> [EXERCISE PROMPT] Copy out every line from the start of the data down to the line containing "y-tick-mark <box>46 284 52 285</box>", including both, and nothing else.

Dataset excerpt
────────

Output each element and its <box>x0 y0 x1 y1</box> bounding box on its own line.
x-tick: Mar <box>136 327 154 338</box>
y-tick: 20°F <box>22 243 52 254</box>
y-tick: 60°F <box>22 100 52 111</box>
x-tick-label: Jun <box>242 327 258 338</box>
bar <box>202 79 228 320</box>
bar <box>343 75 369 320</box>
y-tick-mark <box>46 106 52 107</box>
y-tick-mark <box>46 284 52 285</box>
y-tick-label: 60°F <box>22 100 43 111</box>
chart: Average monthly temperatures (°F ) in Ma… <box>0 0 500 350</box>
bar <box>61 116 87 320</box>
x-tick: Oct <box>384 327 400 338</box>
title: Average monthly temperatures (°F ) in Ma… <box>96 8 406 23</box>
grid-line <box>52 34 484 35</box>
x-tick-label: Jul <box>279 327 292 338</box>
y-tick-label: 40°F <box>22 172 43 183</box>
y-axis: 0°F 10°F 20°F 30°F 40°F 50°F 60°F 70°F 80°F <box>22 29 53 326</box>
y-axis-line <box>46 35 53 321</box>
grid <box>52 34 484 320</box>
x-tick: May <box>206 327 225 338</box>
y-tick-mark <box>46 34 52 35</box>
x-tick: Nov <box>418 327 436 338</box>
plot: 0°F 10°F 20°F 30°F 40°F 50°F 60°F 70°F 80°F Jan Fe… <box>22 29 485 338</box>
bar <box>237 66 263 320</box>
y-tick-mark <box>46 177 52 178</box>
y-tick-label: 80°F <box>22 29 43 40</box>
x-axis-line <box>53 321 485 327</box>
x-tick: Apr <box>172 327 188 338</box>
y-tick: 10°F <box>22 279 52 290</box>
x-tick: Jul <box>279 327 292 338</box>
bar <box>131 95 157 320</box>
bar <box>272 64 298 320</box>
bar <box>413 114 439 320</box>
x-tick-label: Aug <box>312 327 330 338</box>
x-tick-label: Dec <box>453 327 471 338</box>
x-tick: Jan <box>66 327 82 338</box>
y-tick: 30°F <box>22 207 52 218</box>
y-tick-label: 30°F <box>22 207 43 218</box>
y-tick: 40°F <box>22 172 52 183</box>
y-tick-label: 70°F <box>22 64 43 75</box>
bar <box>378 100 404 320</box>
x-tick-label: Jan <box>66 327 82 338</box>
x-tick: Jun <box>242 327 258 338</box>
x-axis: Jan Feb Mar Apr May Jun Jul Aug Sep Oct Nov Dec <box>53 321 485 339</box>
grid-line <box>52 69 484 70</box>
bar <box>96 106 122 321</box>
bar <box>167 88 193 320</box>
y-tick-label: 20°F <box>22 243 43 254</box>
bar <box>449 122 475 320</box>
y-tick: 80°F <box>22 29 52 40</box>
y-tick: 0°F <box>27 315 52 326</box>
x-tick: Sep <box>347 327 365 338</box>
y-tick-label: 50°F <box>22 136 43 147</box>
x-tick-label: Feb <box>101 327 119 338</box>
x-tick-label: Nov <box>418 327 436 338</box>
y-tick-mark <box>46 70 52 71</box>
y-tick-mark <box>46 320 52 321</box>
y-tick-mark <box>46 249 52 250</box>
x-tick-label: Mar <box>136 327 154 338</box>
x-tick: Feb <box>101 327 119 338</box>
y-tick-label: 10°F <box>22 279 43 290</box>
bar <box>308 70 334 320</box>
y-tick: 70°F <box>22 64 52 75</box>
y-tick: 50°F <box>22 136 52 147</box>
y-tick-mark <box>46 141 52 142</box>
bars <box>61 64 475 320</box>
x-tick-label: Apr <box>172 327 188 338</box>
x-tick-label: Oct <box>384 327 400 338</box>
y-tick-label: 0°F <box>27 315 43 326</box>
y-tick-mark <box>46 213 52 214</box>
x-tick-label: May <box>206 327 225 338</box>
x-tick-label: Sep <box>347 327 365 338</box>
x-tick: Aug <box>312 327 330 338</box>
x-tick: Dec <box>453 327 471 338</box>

────────

> [EXERCISE RESULT]
Output each element and its <box>x0 y0 x1 y1</box> bounding box on its own line.
x-tick: Mar <box>136 327 154 338</box>
y-tick: 20°F <box>22 243 52 254</box>
y-tick: 60°F <box>22 100 52 111</box>
x-tick-label: Jun <box>242 327 258 338</box>
bar <box>202 79 228 320</box>
bar <box>343 75 369 320</box>
y-tick-mark <box>46 106 52 107</box>
y-tick-mark <box>46 284 52 285</box>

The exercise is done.